*Instructions for the task:*
Select the lines that contain "Square" and copy each of them.

*Material to process:*
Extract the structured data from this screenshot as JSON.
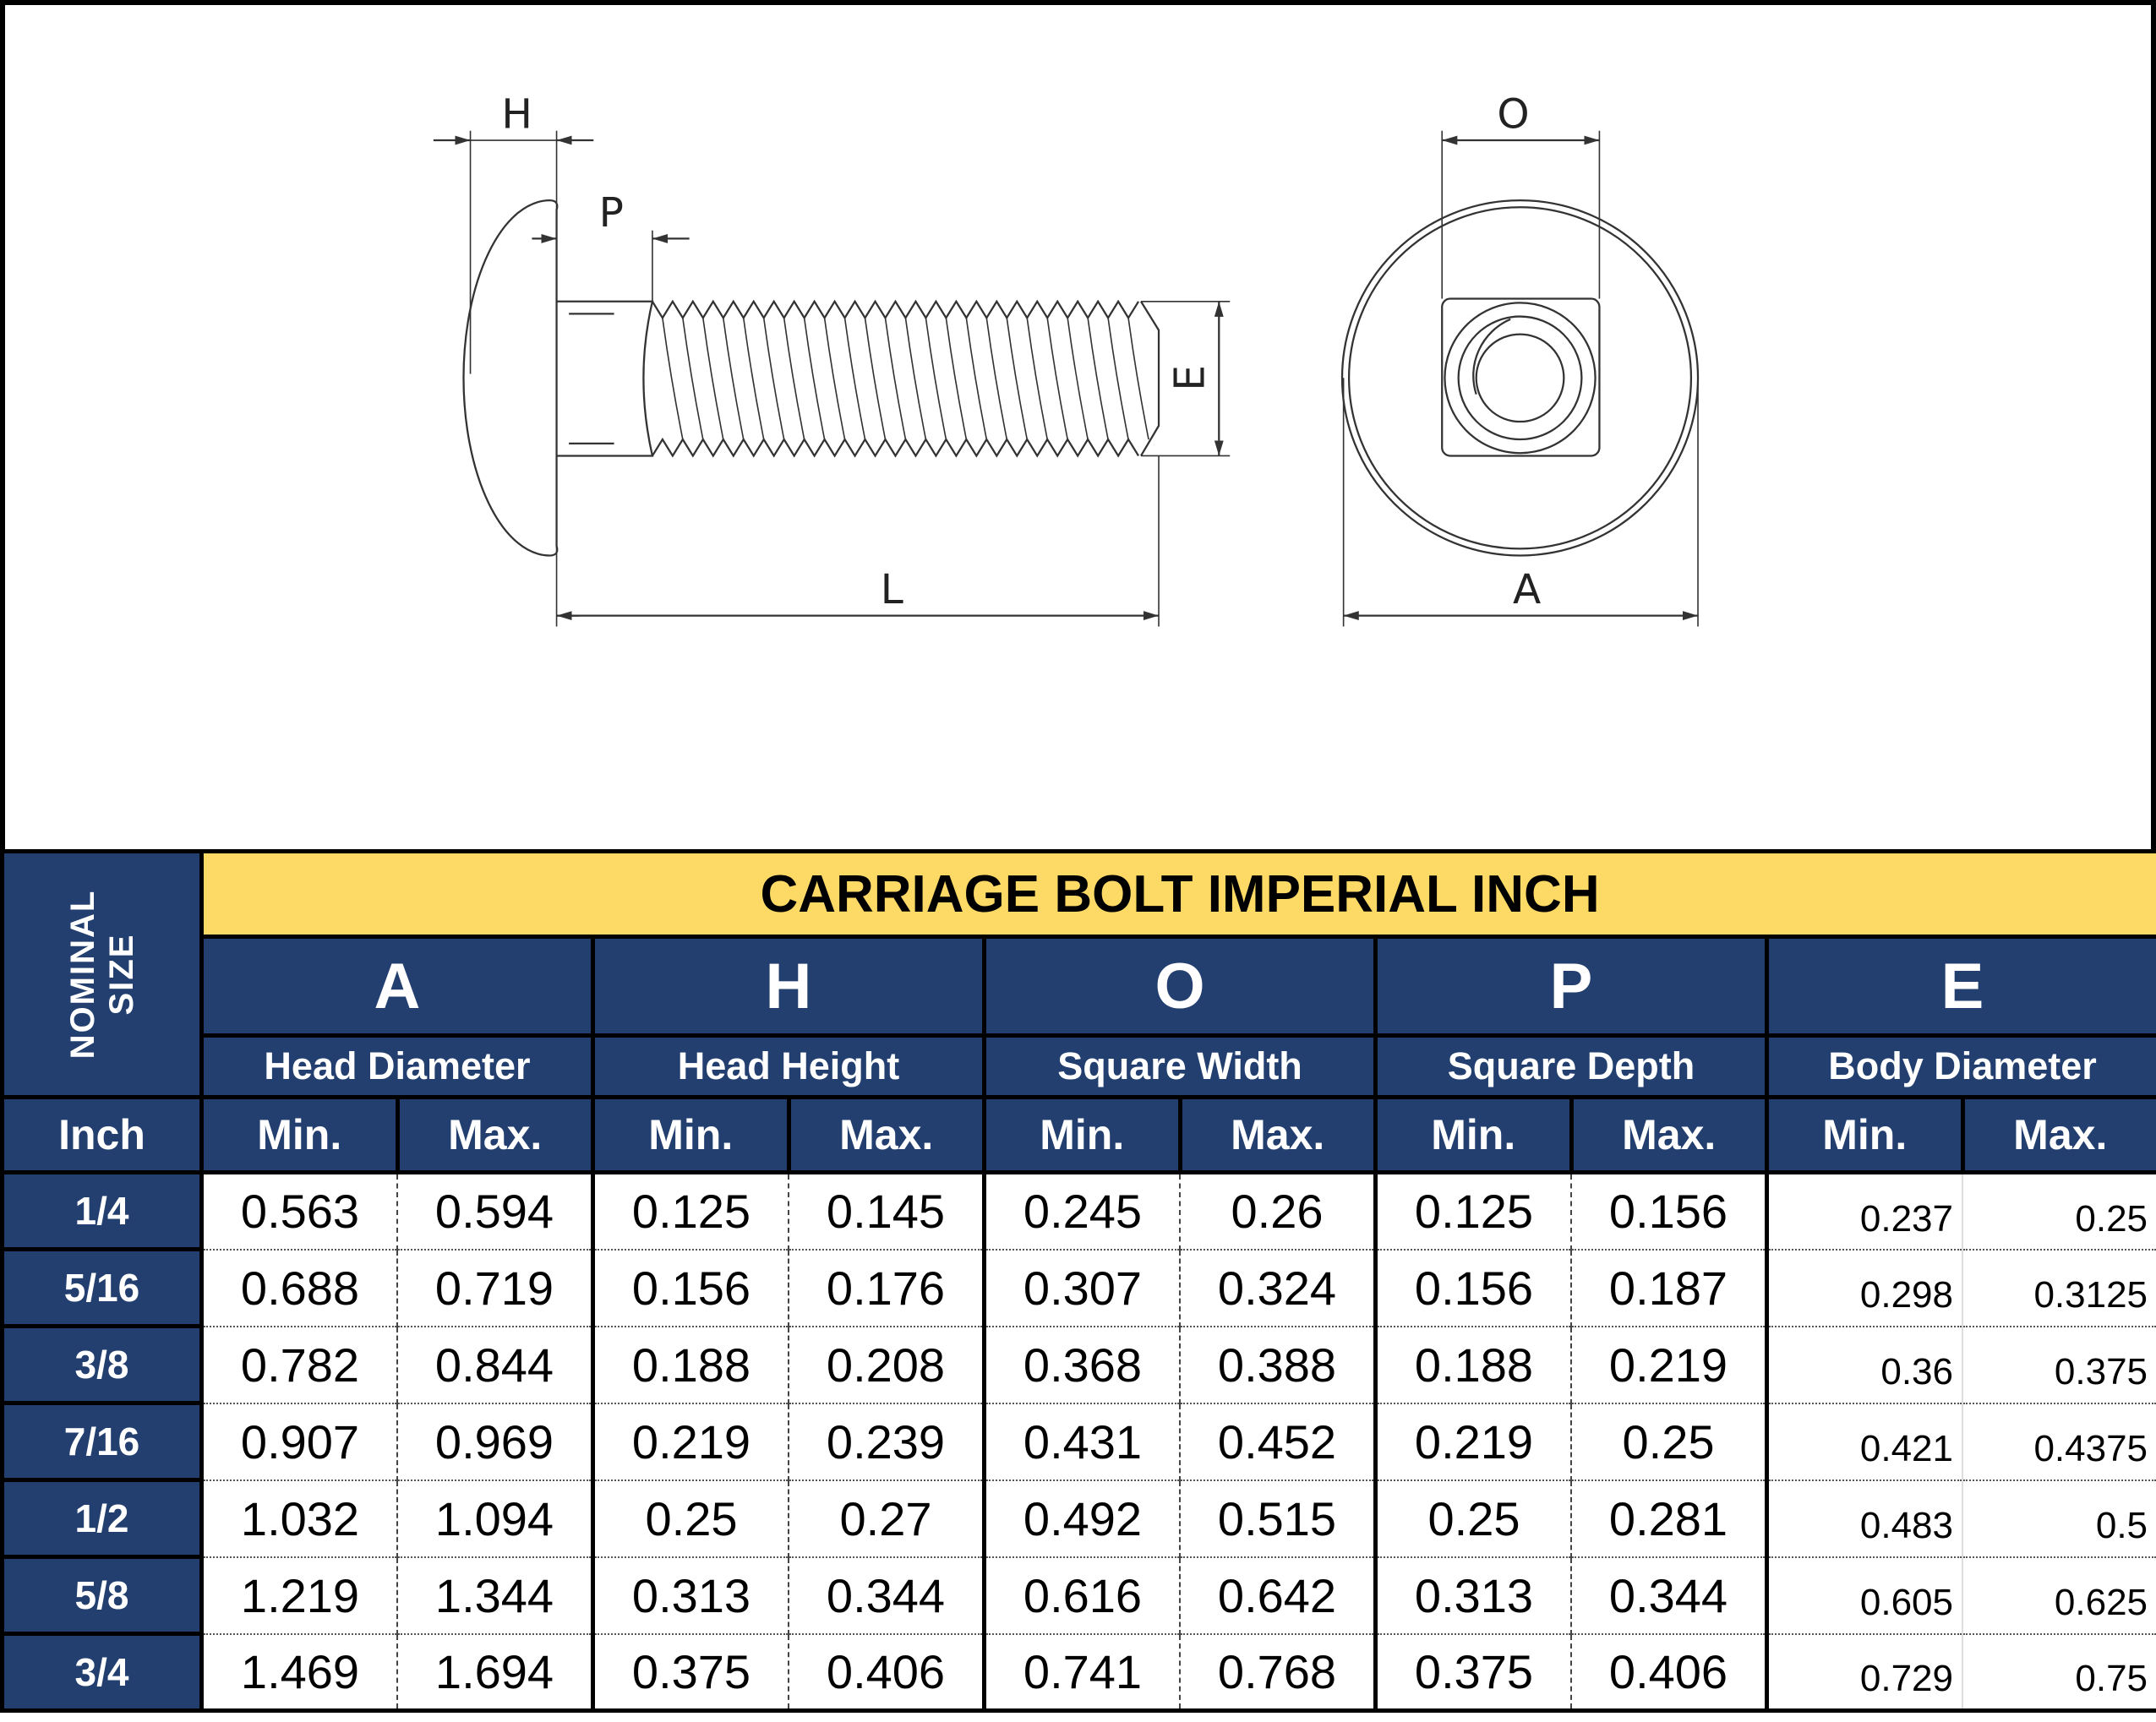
{
  "drawing": {
    "labels": {
      "H": "H",
      "P": "P",
      "E": "E",
      "L": "L",
      "O": "O",
      "A": "A"
    }
  },
  "table": {
    "title": "CARRIAGE BOLT IMPERIAL INCH",
    "nominal_label_line1": "NOMINAL",
    "nominal_label_line2": "SIZE",
    "unit_label": "Inch",
    "colors": {
      "header_bg": "#223f6f",
      "title_bg": "#fdd966"
    },
    "groups": [
      {
        "letter": "A",
        "description": "Head Diameter"
      },
      {
        "letter": "H",
        "description": "Head Height"
      },
      {
        "letter": "O",
        "description": "Square Width"
      },
      {
        "letter": "P",
        "description": "Square Depth"
      },
      {
        "letter": "E",
        "description": "Body Diameter"
      }
    ],
    "min_label": "Min.",
    "max_label": "Max.",
    "rows": [
      {
        "size": "1/4",
        "values": [
          "0.563",
          "0.594",
          "0.125",
          "0.145",
          "0.245",
          "0.26",
          "0.125",
          "0.156",
          "0.237",
          "0.25"
        ]
      },
      {
        "size": "5/16",
        "values": [
          "0.688",
          "0.719",
          "0.156",
          "0.176",
          "0.307",
          "0.324",
          "0.156",
          "0.187",
          "0.298",
          "0.3125"
        ]
      },
      {
        "size": "3/8",
        "values": [
          "0.782",
          "0.844",
          "0.188",
          "0.208",
          "0.368",
          "0.388",
          "0.188",
          "0.219",
          "0.36",
          "0.375"
        ]
      },
      {
        "size": "7/16",
        "values": [
          "0.907",
          "0.969",
          "0.219",
          "0.239",
          "0.431",
          "0.452",
          "0.219",
          "0.25",
          "0.421",
          "0.4375"
        ]
      },
      {
        "size": "1/2",
        "values": [
          "1.032",
          "1.094",
          "0.25",
          "0.27",
          "0.492",
          "0.515",
          "0.25",
          "0.281",
          "0.483",
          "0.5"
        ]
      },
      {
        "size": "5/8",
        "values": [
          "1.219",
          "1.344",
          "0.313",
          "0.344",
          "0.616",
          "0.642",
          "0.313",
          "0.344",
          "0.605",
          "0.625"
        ]
      },
      {
        "size": "3/4",
        "values": [
          "1.469",
          "1.694",
          "0.375",
          "0.406",
          "0.741",
          "0.768",
          "0.375",
          "0.406",
          "0.729",
          "0.75"
        ]
      }
    ]
  }
}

*The reply:*
        "description": "Square Width"
        "description": "Square Depth"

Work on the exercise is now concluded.